**Written instruction:**
Extract the lines that hold the string "JSON".

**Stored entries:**
◆ ◆ ◆ ◆ ◆

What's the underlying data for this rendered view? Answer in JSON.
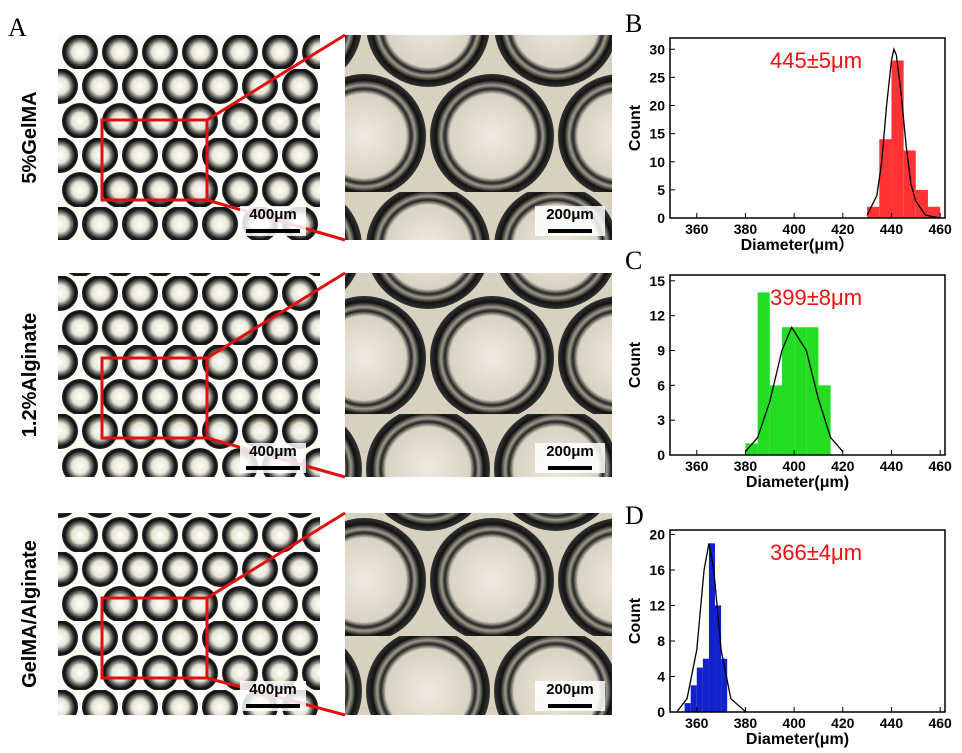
{
  "microscopy": {
    "panel": "A",
    "rows": [
      {
        "label": "5%GelMA",
        "scale_wide": "400μm",
        "scale_zoom": "200μm"
      },
      {
        "label": "1.2%Alginate",
        "scale_wide": "400μm",
        "scale_zoom": "200μm"
      },
      {
        "label": "GelMA/Alginate",
        "scale_wide": "400μm",
        "scale_zoom": "200μm"
      }
    ]
  },
  "chart_data": [
    {
      "type": "histogram",
      "panel": "B",
      "annotation": "445±5μm",
      "xlabel": "Diameter(μm）",
      "ylabel": "Count",
      "color": "#ff3333",
      "bins": [
        430,
        435,
        440,
        445,
        450,
        455,
        460
      ],
      "values": [
        2,
        14,
        28,
        12,
        5,
        2
      ],
      "fit_x": [
        430,
        434,
        436,
        438,
        440,
        441,
        442,
        444,
        446,
        448,
        450,
        454,
        460
      ],
      "fit_y": [
        0.5,
        4,
        10,
        20,
        28,
        30,
        29,
        22,
        13,
        6,
        3,
        0.5,
        0
      ],
      "xlim": [
        349,
        462
      ],
      "ylim": [
        0,
        32
      ],
      "xticks": [
        360,
        380,
        400,
        420,
        440,
        460
      ],
      "yticks": [
        0,
        5,
        10,
        15,
        20,
        25,
        30
      ]
    },
    {
      "type": "histogram",
      "panel": "C",
      "annotation": "399±8μm",
      "xlabel": "Diameter(μm)",
      "ylabel": "Count",
      "color": "#22dd22",
      "bins": [
        380,
        385,
        390,
        395,
        400,
        405,
        410,
        415
      ],
      "values": [
        1,
        14,
        6,
        11,
        11,
        11,
        6
      ],
      "fit_x": [
        380,
        385,
        390,
        395,
        399,
        405,
        410,
        415,
        420
      ],
      "fit_y": [
        0.3,
        1.5,
        4.6,
        9,
        11,
        9,
        4.8,
        1.5,
        0.3
      ],
      "xlim": [
        349,
        462
      ],
      "ylim": [
        0,
        15.5
      ],
      "xticks": [
        360,
        380,
        400,
        420,
        440,
        460
      ],
      "yticks": [
        0,
        3,
        6,
        9,
        12,
        15
      ]
    },
    {
      "type": "histogram",
      "panel": "D",
      "annotation": "366±4μm",
      "xlabel": "Diameter(μm)",
      "ylabel": "Count",
      "color": "#1122cc",
      "bins": [
        355,
        357.5,
        360,
        362.5,
        365,
        367.5,
        370,
        372.5
      ],
      "values": [
        1,
        3,
        5,
        6,
        19,
        12,
        6
      ],
      "fit_x": [
        352,
        356,
        360,
        363,
        365,
        367,
        370,
        374,
        380
      ],
      "fit_y": [
        0.1,
        1.5,
        7,
        16,
        19,
        16,
        7,
        1.5,
        0.05
      ],
      "xlim": [
        349,
        462
      ],
      "ylim": [
        0,
        20.5
      ],
      "xticks": [
        360,
        380,
        400,
        420,
        440,
        460
      ],
      "yticks": [
        0,
        4,
        8,
        12,
        16,
        20
      ]
    }
  ]
}
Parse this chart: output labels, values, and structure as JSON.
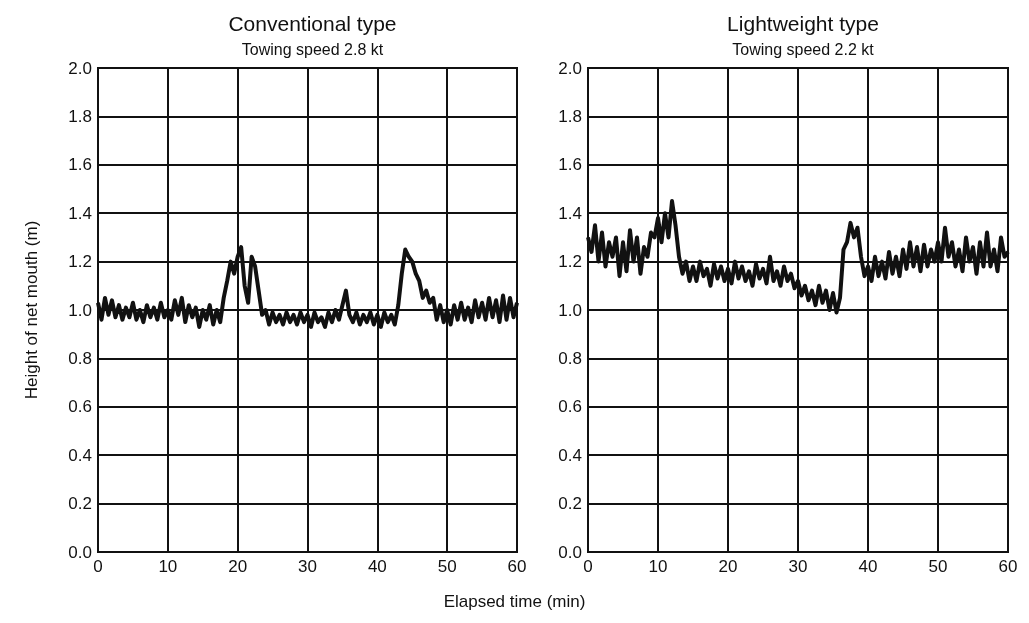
{
  "chart_data": [
    {
      "type": "line",
      "title": "Conventional type",
      "subtitle": "Towing speed 2.8 kt",
      "xlabel": "Elapsed time (min)",
      "ylabel": "Height of net mouth (m)",
      "xlim": [
        0,
        60
      ],
      "xticks": [
        0,
        10,
        20,
        30,
        40,
        50,
        60
      ],
      "ylim": [
        0,
        2
      ],
      "yticks": [
        {
          "value": 0,
          "label": "0.0"
        },
        {
          "value": 0.2,
          "label": "0.2"
        },
        {
          "value": 0.4,
          "label": "0.4"
        },
        {
          "value": 0.6,
          "label": "0.6"
        },
        {
          "value": 0.8,
          "label": "0.8"
        },
        {
          "value": 1,
          "label": "1.0"
        },
        {
          "value": 1.2,
          "label": "1.2"
        },
        {
          "value": 1.4,
          "label": "1.4"
        },
        {
          "value": 1.6,
          "label": "1.6"
        },
        {
          "value": 1.8,
          "label": "1.8"
        },
        {
          "value": 2,
          "label": "2.0"
        }
      ],
      "grid": true,
      "marker": "none",
      "line_style": "solid",
      "x": [
        0,
        0.5,
        1,
        1.5,
        2,
        2.5,
        3,
        3.5,
        4,
        4.5,
        5,
        5.5,
        6,
        6.5,
        7,
        7.5,
        8,
        8.5,
        9,
        9.5,
        10,
        10.5,
        11,
        11.5,
        12,
        12.5,
        13,
        13.5,
        14,
        14.5,
        15,
        15.5,
        16,
        16.5,
        17,
        17.5,
        18,
        18.5,
        19,
        19.5,
        20,
        20.5,
        21,
        21.5,
        22,
        22.5,
        23,
        23.5,
        24,
        24.5,
        25,
        25.5,
        26,
        26.5,
        27,
        27.5,
        28,
        28.5,
        29,
        29.5,
        30,
        30.5,
        31,
        31.5,
        32,
        32.5,
        33,
        33.5,
        34,
        34.5,
        35,
        35.5,
        36,
        36.5,
        37,
        37.5,
        38,
        38.5,
        39,
        39.5,
        40,
        40.5,
        41,
        41.5,
        42,
        42.5,
        43,
        43.5,
        44,
        44.5,
        45,
        45.5,
        46,
        46.5,
        47,
        47.5,
        48,
        48.5,
        49,
        49.5,
        50,
        50.5,
        51,
        51.5,
        52,
        52.5,
        53,
        53.5,
        54,
        54.5,
        55,
        55.5,
        56,
        56.5,
        57,
        57.5,
        58,
        58.5,
        59,
        59.5,
        60
      ],
      "series": [
        {
          "color": "#111111",
          "values": [
            1.03,
            0.96,
            1.05,
            0.98,
            1.04,
            0.97,
            1.02,
            0.96,
            1.01,
            0.97,
            1.03,
            0.96,
            1.0,
            0.95,
            1.02,
            0.97,
            1.01,
            0.96,
            1.03,
            0.97,
            1.0,
            0.96,
            1.04,
            0.98,
            1.05,
            0.95,
            1.02,
            0.97,
            1.01,
            0.93,
            1.0,
            0.96,
            1.02,
            0.94,
            1.0,
            0.95,
            1.05,
            1.12,
            1.2,
            1.15,
            1.22,
            1.26,
            1.1,
            1.03,
            1.22,
            1.18,
            1.08,
            0.98,
            1.0,
            0.94,
            0.99,
            0.95,
            0.98,
            0.94,
            0.99,
            0.95,
            0.98,
            0.94,
            0.99,
            0.95,
            0.98,
            0.93,
            0.99,
            0.95,
            0.97,
            0.93,
            0.99,
            0.95,
            1.0,
            0.96,
            1.02,
            1.08,
            0.98,
            0.95,
            0.99,
            0.94,
            0.98,
            0.95,
            0.99,
            0.94,
            0.98,
            0.93,
            0.99,
            0.95,
            0.98,
            0.94,
            1.02,
            1.15,
            1.25,
            1.22,
            1.2,
            1.15,
            1.12,
            1.05,
            1.08,
            1.03,
            1.05,
            0.96,
            1.02,
            0.95,
            1.0,
            0.94,
            1.02,
            0.96,
            1.03,
            0.96,
            1.01,
            0.95,
            1.04,
            0.97,
            1.03,
            0.96,
            1.05,
            0.97,
            1.04,
            0.95,
            1.06,
            0.96,
            1.05,
            0.97,
            1.03
          ]
        }
      ]
    },
    {
      "type": "line",
      "title": "Lightweight type",
      "subtitle": "Towing speed 2.2 kt",
      "xlim": [
        0,
        60
      ],
      "xticks": [
        0,
        10,
        20,
        30,
        40,
        50,
        60
      ],
      "ylim": [
        0,
        2
      ],
      "yticks": [
        {
          "value": 0,
          "label": "0.0"
        },
        {
          "value": 0.2,
          "label": "0.2"
        },
        {
          "value": 0.4,
          "label": "0.4"
        },
        {
          "value": 0.6,
          "label": "0.6"
        },
        {
          "value": 0.8,
          "label": "0.8"
        },
        {
          "value": 1,
          "label": "1.0"
        },
        {
          "value": 1.2,
          "label": "1.2"
        },
        {
          "value": 1.4,
          "label": "1.4"
        },
        {
          "value": 1.6,
          "label": "1.6"
        },
        {
          "value": 1.8,
          "label": "1.8"
        },
        {
          "value": 2,
          "label": "2.0"
        }
      ],
      "grid": true,
      "marker": "none",
      "line_style": "solid",
      "x": [
        0,
        0.5,
        1,
        1.5,
        2,
        2.5,
        3,
        3.5,
        4,
        4.5,
        5,
        5.5,
        6,
        6.5,
        7,
        7.5,
        8,
        8.5,
        9,
        9.5,
        10,
        10.5,
        11,
        11.5,
        12,
        12.5,
        13,
        13.5,
        14,
        14.5,
        15,
        15.5,
        16,
        16.5,
        17,
        17.5,
        18,
        18.5,
        19,
        19.5,
        20,
        20.5,
        21,
        21.5,
        22,
        22.5,
        23,
        23.5,
        24,
        24.5,
        25,
        25.5,
        26,
        26.5,
        27,
        27.5,
        28,
        28.5,
        29,
        29.5,
        30,
        30.5,
        31,
        31.5,
        32,
        32.5,
        33,
        33.5,
        34,
        34.5,
        35,
        35.5,
        36,
        36.5,
        37,
        37.5,
        38,
        38.5,
        39,
        39.5,
        40,
        40.5,
        41,
        41.5,
        42,
        42.5,
        43,
        43.5,
        44,
        44.5,
        45,
        45.5,
        46,
        46.5,
        47,
        47.5,
        48,
        48.5,
        49,
        49.5,
        50,
        50.5,
        51,
        51.5,
        52,
        52.5,
        53,
        53.5,
        54,
        54.5,
        55,
        55.5,
        56,
        56.5,
        57,
        57.5,
        58,
        58.5,
        59,
        59.5,
        60
      ],
      "series": [
        {
          "color": "#111111",
          "values": [
            1.3,
            1.24,
            1.35,
            1.2,
            1.32,
            1.18,
            1.28,
            1.22,
            1.3,
            1.14,
            1.28,
            1.16,
            1.33,
            1.2,
            1.3,
            1.15,
            1.26,
            1.22,
            1.32,
            1.3,
            1.38,
            1.28,
            1.4,
            1.3,
            1.45,
            1.35,
            1.22,
            1.15,
            1.2,
            1.12,
            1.18,
            1.12,
            1.2,
            1.14,
            1.17,
            1.1,
            1.19,
            1.13,
            1.18,
            1.12,
            1.17,
            1.11,
            1.2,
            1.13,
            1.18,
            1.12,
            1.16,
            1.1,
            1.19,
            1.13,
            1.17,
            1.11,
            1.22,
            1.12,
            1.16,
            1.1,
            1.18,
            1.12,
            1.15,
            1.09,
            1.12,
            1.06,
            1.1,
            1.04,
            1.08,
            1.02,
            1.1,
            1.03,
            1.08,
            1.0,
            1.07,
            0.99,
            1.05,
            1.25,
            1.28,
            1.36,
            1.3,
            1.34,
            1.22,
            1.14,
            1.18,
            1.12,
            1.22,
            1.14,
            1.2,
            1.13,
            1.24,
            1.15,
            1.22,
            1.14,
            1.25,
            1.17,
            1.28,
            1.18,
            1.26,
            1.16,
            1.27,
            1.18,
            1.25,
            1.2,
            1.28,
            1.2,
            1.34,
            1.22,
            1.28,
            1.18,
            1.25,
            1.16,
            1.3,
            1.2,
            1.26,
            1.15,
            1.28,
            1.18,
            1.32,
            1.18,
            1.25,
            1.16,
            1.3,
            1.22,
            1.24
          ]
        }
      ]
    }
  ]
}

◆ ◆ ◆ ◆ ◆

**The answer:**
What's the underlying data for this rendered view? Answer in JSON.
Parse this chart: output labels, values, and structure as JSON.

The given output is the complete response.